[Layout records]
○ ○ ○ ○
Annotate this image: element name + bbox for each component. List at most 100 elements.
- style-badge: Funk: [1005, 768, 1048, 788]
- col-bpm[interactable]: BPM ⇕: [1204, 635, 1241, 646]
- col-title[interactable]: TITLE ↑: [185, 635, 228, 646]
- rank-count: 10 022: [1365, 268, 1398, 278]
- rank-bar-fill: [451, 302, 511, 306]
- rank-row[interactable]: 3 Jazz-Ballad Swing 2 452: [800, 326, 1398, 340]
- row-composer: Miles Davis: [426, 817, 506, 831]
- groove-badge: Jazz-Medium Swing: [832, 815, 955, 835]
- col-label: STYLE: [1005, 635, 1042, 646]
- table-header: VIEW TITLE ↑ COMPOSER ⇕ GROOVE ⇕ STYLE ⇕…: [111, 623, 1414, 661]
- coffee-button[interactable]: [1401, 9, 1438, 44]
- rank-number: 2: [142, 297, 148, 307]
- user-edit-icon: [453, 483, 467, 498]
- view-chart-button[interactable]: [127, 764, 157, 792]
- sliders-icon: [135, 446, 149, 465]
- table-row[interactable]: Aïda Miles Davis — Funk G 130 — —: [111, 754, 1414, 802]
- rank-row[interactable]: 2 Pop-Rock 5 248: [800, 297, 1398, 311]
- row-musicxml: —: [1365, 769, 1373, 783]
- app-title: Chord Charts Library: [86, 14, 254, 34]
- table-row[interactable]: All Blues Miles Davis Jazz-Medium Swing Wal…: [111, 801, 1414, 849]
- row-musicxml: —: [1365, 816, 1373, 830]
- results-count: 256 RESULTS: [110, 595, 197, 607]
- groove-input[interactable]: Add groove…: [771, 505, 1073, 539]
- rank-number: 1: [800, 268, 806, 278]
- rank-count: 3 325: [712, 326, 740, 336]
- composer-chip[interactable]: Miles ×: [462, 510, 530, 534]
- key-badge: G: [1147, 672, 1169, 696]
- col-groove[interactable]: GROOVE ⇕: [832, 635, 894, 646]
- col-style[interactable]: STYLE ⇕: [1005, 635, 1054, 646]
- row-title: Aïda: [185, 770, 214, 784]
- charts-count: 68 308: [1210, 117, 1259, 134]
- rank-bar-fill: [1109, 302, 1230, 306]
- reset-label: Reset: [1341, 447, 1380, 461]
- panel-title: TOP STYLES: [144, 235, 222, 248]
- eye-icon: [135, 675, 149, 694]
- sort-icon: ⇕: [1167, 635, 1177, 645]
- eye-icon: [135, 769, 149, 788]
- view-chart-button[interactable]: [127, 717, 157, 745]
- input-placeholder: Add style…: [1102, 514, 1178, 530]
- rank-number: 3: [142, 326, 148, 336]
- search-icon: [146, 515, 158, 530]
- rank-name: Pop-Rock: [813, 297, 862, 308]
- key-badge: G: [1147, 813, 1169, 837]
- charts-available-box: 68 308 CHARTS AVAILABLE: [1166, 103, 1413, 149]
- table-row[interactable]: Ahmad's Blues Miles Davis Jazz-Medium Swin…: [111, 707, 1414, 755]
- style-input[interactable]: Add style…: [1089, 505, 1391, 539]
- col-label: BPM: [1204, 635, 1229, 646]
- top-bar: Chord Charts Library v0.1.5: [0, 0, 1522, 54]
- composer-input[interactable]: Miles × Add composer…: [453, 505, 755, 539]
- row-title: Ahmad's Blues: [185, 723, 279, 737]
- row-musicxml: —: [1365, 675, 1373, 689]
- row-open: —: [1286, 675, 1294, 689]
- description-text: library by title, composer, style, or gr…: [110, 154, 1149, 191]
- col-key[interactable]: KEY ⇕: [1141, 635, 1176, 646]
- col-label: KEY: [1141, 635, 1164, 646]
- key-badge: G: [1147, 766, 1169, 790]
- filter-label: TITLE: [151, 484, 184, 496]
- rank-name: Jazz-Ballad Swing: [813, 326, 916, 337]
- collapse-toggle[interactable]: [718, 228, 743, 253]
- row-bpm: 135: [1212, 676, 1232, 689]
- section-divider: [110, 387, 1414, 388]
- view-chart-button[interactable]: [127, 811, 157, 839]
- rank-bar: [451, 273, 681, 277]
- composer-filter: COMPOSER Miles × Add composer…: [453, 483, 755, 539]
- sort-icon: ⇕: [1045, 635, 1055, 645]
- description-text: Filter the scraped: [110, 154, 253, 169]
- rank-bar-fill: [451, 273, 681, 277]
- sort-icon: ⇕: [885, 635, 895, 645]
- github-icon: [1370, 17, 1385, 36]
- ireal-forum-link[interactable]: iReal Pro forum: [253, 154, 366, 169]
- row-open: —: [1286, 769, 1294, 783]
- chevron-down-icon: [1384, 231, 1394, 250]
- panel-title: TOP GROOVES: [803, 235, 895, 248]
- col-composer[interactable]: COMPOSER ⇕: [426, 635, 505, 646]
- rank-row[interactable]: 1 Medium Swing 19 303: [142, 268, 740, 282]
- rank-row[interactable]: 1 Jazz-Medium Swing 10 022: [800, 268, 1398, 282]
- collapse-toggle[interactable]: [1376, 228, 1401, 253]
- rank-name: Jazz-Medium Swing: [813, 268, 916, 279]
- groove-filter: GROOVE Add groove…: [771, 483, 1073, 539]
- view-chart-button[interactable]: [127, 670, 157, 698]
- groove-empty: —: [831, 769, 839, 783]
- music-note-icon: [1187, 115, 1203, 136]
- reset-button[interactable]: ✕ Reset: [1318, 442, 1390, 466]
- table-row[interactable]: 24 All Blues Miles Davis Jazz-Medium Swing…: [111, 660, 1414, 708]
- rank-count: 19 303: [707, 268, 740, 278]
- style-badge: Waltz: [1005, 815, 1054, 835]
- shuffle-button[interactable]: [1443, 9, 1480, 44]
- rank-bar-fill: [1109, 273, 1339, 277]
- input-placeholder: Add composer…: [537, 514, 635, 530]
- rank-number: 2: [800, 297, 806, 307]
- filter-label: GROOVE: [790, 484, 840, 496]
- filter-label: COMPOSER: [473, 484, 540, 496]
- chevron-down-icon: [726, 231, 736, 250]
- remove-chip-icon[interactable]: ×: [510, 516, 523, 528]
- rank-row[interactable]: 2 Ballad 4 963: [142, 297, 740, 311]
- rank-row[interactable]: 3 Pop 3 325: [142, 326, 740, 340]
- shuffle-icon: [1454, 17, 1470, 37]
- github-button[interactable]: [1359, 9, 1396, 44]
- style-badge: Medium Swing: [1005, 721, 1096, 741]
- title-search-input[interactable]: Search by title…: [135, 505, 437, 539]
○ ○ ○ ○
Exercise
Copy out every line of the layout records above, word for word.

Final result
Annotate this image: element name + bbox for each component. List at most 100 elements.
- style-badge: Funk: [1005, 768, 1048, 788]
- col-bpm[interactable]: BPM ⇕: [1204, 635, 1241, 646]
- col-title[interactable]: TITLE ↑: [185, 635, 228, 646]
- rank-count: 10 022: [1365, 268, 1398, 278]
- rank-bar-fill: [451, 302, 511, 306]
- rank-row[interactable]: 3 Jazz-Ballad Swing 2 452: [800, 326, 1398, 340]
- row-composer: Miles Davis: [426, 817, 506, 831]
- groove-badge: Jazz-Medium Swing: [832, 815, 955, 835]
- col-label: STYLE: [1005, 635, 1042, 646]
- table-header: VIEW TITLE ↑ COMPOSER ⇕ GROOVE ⇕ STYLE ⇕…: [111, 623, 1414, 661]
- coffee-button[interactable]: [1401, 9, 1438, 44]
- rank-number: 2: [142, 297, 148, 307]
- user-edit-icon: [453, 483, 467, 498]
- view-chart-button[interactable]: [127, 764, 157, 792]
- sliders-icon: [135, 446, 149, 465]
- table-row[interactable]: Aïda Miles Davis — Funk G 130 — —: [111, 754, 1414, 802]
- rank-row[interactable]: 2 Pop-Rock 5 248: [800, 297, 1398, 311]
- row-musicxml: —: [1365, 769, 1373, 783]
- app-title: Chord Charts Library: [86, 14, 254, 34]
- table-row[interactable]: All Blues Miles Davis Jazz-Medium Swing Wal…: [111, 801, 1414, 849]
- row-musicxml: —: [1365, 816, 1373, 830]
- results-count: 256 RESULTS: [110, 595, 197, 607]
- groove-input[interactable]: Add groove…: [771, 505, 1073, 539]
- rank-number: 1: [800, 268, 806, 278]
- rank-count: 3 325: [712, 326, 740, 336]
- composer-chip[interactable]: Miles ×: [462, 510, 530, 534]
- key-badge: G: [1147, 672, 1169, 696]
- col-groove[interactable]: GROOVE ⇕: [832, 635, 894, 646]
- col-style[interactable]: STYLE ⇕: [1005, 635, 1054, 646]
- row-title: Aïda: [185, 770, 214, 784]
- charts-count: 68 308: [1210, 117, 1259, 134]
- rank-bar-fill: [1109, 302, 1230, 306]
- reset-label: Reset: [1341, 447, 1380, 461]
- panel-title: TOP STYLES: [144, 235, 222, 248]
- eye-icon: [135, 675, 149, 694]
- sort-icon: ⇕: [1167, 635, 1177, 645]
- eye-icon: [135, 769, 149, 788]
- view-chart-button[interactable]: [127, 717, 157, 745]
- input-placeholder: Add style…: [1102, 514, 1178, 530]
- rank-number: 3: [142, 326, 148, 336]
- search-icon: [146, 515, 158, 530]
- rank-name: Pop-Rock: [813, 297, 862, 308]
- key-badge: G: [1147, 813, 1169, 837]
- charts-available-box: 68 308 CHARTS AVAILABLE: [1166, 103, 1413, 149]
- table-row[interactable]: Ahmad's Blues Miles Davis Jazz-Medium Swin…: [111, 707, 1414, 755]
- style-input[interactable]: Add style…: [1089, 505, 1391, 539]
- col-label: BPM: [1204, 635, 1229, 646]
- top-bar: Chord Charts Library v0.1.5: [0, 0, 1522, 54]
- composer-input[interactable]: Miles × Add composer…: [453, 505, 755, 539]
- row-title: Ahmad's Blues: [185, 723, 279, 737]
- row-musicxml: —: [1365, 675, 1373, 689]
- row-open: —: [1286, 675, 1294, 689]
- description-text: library by title, composer, style, or gr…: [110, 154, 1149, 191]
- col-key[interactable]: KEY ⇕: [1141, 635, 1176, 646]
- col-label: KEY: [1141, 635, 1164, 646]
- key-badge: G: [1147, 766, 1169, 790]
- filter-label: TITLE: [151, 484, 184, 496]
- rank-name: Jazz-Ballad Swing: [813, 326, 916, 337]
- collapse-toggle[interactable]: [718, 228, 743, 253]
- row-bpm: 135: [1212, 676, 1232, 689]
- section-divider: [110, 387, 1414, 388]
- view-chart-button[interactable]: [127, 811, 157, 839]
- rank-bar: [451, 273, 681, 277]
- composer-filter: COMPOSER Miles × Add composer…: [453, 483, 755, 539]
- sort-icon: ⇕: [1045, 635, 1055, 645]
- description-text: Filter the scraped: [110, 154, 253, 169]
- rank-bar-fill: [451, 273, 681, 277]
- sort-icon: ⇕: [885, 635, 895, 645]
- github-icon: [1370, 17, 1385, 36]
- ireal-forum-link[interactable]: iReal Pro forum: [253, 154, 366, 169]
- row-open: —: [1286, 769, 1294, 783]
- chevron-down-icon: [1384, 231, 1394, 250]
- panel-title: TOP GROOVES: [803, 235, 895, 248]
- col-composer[interactable]: COMPOSER ⇕: [426, 635, 505, 646]
- rank-row[interactable]: 1 Medium Swing 19 303: [142, 268, 740, 282]
- rank-row[interactable]: 1 Jazz-Medium Swing 10 022: [800, 268, 1398, 282]
- collapse-toggle[interactable]: [1376, 228, 1401, 253]
- rank-name: Jazz-Medium Swing: [813, 268, 916, 279]
- groove-filter: GROOVE Add groove…: [771, 483, 1073, 539]
- view-chart-button[interactable]: [127, 670, 157, 698]
- groove-empty: —: [831, 769, 839, 783]
- music-note-icon: [1187, 115, 1203, 136]
- reset-button[interactable]: ✕ Reset: [1318, 442, 1390, 466]
- table-row[interactable]: 24 All Blues Miles Davis Jazz-Medium Swing…: [111, 660, 1414, 708]
- rank-count: 19 303: [707, 268, 740, 278]
- style-badge: Waltz: [1005, 815, 1054, 835]
- shuffle-button[interactable]: [1443, 9, 1480, 44]
- rank-bar-fill: [1109, 273, 1339, 277]
- input-placeholder: Add composer…: [537, 514, 635, 530]
- rank-number: 2: [800, 297, 806, 307]
- filter-label: GROOVE: [790, 484, 840, 496]
- filter-label: COMPOSER: [473, 484, 540, 496]
- chevron-down-icon: [726, 231, 736, 250]
- remove-chip-icon[interactable]: ×: [510, 516, 523, 528]
- rank-row[interactable]: 2 Ballad 4 963: [142, 297, 740, 311]
- rank-row[interactable]: 3 Pop 3 325: [142, 326, 740, 340]
- shuffle-icon: [1454, 17, 1470, 37]
- github-button[interactable]: [1359, 9, 1396, 44]
- style-badge: Medium Swing: [1005, 721, 1096, 741]
- title-search-input[interactable]: Search by title…: [135, 505, 437, 539]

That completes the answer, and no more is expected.